··· Provided data ···

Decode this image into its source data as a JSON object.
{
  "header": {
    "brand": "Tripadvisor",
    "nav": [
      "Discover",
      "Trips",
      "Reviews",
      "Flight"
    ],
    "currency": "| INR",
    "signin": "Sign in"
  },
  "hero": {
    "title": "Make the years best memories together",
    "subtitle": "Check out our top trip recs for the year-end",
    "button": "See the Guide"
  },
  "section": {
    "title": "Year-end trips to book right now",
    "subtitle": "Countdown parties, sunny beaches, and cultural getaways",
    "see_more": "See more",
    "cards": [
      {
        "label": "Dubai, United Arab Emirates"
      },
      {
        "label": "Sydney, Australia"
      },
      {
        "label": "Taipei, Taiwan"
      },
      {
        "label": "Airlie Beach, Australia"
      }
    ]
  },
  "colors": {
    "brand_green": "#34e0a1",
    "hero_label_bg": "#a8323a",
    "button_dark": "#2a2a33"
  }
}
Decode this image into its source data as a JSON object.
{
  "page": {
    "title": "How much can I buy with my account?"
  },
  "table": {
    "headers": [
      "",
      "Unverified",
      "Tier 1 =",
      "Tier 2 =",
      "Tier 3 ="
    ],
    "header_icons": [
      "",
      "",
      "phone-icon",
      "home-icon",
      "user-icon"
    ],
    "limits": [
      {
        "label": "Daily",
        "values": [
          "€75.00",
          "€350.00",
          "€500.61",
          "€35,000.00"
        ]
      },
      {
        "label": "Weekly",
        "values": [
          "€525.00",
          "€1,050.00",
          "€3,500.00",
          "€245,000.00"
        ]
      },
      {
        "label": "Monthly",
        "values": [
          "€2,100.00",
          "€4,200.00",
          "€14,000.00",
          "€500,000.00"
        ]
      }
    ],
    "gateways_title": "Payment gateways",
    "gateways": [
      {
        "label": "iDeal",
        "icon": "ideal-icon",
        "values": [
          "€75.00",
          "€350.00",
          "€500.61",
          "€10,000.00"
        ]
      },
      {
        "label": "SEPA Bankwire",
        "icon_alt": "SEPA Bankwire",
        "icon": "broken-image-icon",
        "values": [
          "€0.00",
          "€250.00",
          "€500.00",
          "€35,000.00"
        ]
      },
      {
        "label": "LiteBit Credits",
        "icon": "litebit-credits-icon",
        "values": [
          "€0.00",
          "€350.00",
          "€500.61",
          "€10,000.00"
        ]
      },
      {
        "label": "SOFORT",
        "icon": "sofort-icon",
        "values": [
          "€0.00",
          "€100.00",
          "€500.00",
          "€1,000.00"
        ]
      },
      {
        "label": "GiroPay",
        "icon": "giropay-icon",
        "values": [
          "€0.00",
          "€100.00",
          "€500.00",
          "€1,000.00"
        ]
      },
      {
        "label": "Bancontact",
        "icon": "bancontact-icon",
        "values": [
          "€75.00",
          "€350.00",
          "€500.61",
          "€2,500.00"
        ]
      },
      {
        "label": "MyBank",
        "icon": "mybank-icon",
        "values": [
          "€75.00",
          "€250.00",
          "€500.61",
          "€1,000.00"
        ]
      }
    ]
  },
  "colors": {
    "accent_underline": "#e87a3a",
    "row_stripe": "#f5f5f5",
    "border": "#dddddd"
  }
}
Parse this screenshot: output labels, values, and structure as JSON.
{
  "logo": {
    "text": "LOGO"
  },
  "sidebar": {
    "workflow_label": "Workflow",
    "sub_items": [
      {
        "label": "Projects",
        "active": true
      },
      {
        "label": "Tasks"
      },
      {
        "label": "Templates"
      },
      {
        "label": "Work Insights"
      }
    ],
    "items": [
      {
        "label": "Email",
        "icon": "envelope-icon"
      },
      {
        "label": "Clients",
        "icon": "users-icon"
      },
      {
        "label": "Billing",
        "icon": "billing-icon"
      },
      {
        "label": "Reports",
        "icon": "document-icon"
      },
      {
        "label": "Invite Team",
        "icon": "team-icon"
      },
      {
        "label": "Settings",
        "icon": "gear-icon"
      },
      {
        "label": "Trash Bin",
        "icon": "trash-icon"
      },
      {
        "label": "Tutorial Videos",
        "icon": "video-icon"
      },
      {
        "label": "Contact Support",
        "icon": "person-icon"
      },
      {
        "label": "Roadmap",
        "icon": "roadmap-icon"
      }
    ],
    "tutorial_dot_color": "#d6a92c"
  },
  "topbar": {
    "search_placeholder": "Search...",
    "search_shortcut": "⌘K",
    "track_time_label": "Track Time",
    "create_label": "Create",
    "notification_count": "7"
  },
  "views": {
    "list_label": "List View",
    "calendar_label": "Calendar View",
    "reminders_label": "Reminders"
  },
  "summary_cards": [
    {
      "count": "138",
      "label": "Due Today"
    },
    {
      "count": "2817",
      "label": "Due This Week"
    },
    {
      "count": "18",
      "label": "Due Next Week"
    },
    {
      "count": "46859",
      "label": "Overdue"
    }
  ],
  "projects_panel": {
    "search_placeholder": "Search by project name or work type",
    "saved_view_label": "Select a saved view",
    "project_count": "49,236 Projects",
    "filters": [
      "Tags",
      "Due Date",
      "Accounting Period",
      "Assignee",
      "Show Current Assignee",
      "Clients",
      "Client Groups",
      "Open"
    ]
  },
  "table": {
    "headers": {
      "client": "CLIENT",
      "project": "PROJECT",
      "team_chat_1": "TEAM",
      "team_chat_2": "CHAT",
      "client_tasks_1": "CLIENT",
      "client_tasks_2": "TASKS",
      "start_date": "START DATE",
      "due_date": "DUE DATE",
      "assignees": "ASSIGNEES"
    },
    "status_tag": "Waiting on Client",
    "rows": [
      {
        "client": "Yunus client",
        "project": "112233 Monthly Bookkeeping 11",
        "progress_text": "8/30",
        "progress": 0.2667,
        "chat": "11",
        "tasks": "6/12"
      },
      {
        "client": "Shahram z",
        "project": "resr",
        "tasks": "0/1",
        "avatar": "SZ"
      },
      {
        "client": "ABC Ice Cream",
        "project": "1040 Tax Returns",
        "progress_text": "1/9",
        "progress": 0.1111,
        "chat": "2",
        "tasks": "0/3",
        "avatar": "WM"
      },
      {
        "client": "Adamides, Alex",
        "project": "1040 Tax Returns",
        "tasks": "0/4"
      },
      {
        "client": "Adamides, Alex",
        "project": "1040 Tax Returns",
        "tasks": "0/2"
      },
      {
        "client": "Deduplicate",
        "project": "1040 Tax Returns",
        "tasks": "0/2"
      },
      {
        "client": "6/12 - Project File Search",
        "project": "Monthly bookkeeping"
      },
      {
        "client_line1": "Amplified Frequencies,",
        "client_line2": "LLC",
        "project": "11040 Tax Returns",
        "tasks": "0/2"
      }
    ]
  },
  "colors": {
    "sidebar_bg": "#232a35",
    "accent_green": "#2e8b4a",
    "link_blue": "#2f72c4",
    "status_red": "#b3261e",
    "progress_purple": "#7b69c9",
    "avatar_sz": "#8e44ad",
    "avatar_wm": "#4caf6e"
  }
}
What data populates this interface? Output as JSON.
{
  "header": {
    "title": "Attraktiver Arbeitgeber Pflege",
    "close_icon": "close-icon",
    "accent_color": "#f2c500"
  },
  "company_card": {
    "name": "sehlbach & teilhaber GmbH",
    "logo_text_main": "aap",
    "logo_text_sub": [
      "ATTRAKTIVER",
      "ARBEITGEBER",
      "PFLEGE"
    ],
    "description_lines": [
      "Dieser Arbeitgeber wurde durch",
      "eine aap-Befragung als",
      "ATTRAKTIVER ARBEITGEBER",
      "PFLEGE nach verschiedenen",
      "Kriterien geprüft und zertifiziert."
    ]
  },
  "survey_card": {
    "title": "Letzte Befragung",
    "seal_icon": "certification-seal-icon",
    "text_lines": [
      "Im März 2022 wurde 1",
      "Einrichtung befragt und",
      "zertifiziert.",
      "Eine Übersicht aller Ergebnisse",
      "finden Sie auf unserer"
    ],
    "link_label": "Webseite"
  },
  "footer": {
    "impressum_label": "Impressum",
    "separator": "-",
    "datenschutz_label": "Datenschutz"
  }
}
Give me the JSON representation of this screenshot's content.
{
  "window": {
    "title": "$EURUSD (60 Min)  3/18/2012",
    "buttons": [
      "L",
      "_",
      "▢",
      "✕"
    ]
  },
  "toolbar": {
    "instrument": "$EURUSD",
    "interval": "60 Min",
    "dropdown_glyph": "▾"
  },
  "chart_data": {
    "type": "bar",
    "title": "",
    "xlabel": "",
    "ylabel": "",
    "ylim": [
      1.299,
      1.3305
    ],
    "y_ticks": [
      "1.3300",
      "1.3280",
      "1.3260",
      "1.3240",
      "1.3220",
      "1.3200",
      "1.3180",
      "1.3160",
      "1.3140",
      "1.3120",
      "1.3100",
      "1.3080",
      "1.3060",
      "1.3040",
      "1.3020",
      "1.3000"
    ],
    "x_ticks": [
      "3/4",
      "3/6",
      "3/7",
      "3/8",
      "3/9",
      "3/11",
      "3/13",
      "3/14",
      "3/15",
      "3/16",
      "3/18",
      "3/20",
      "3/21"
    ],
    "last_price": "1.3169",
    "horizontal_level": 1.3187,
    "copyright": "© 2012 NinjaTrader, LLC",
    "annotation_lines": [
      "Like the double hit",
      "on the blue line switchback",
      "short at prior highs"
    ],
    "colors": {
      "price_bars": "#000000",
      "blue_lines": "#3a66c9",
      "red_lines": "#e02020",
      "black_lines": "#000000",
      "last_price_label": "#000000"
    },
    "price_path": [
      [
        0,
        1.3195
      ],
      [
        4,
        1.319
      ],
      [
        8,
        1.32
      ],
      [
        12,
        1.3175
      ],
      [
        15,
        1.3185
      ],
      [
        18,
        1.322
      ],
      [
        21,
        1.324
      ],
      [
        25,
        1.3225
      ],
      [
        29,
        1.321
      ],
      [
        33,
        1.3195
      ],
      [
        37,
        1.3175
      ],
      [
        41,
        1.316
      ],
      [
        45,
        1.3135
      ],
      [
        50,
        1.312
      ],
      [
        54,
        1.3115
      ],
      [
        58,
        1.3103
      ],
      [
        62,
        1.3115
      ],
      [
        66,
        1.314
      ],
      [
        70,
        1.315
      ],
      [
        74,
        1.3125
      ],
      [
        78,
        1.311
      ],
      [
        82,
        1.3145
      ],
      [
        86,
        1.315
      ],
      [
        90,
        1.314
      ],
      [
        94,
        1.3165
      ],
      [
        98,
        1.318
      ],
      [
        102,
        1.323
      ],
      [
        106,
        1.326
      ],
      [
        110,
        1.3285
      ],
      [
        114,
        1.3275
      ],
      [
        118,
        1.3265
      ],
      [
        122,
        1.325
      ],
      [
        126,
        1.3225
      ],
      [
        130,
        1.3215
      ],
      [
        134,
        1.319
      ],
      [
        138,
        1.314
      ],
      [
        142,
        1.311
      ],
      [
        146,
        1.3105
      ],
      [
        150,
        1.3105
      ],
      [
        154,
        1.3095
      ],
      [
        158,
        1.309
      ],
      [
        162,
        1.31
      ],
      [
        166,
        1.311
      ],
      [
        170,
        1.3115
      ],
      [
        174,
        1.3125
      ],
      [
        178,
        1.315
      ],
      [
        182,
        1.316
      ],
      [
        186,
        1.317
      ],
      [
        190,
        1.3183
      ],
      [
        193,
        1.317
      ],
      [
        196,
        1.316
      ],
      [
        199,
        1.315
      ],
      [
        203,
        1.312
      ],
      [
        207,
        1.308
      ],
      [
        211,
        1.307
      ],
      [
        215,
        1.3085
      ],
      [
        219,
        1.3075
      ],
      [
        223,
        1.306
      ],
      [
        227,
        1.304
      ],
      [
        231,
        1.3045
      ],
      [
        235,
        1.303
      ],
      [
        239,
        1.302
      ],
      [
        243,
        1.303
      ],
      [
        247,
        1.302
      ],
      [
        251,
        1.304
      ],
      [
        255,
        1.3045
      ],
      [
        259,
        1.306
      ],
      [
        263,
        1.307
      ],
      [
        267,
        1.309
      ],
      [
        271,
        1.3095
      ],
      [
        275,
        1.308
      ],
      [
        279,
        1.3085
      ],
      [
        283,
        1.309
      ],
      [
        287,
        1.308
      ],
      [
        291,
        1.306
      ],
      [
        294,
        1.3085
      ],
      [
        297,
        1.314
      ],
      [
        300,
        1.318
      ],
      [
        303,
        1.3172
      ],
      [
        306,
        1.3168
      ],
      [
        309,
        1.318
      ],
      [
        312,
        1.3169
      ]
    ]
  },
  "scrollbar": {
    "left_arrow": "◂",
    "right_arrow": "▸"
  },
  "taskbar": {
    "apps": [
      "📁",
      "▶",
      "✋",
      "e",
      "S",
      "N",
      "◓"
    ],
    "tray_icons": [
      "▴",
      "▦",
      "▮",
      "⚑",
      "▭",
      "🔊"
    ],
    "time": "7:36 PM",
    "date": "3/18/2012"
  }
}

···

■ **What needs to be done**: Report the number of lines above that contain the word "wurde", and only that number.

■ **Response for this exercise**: 2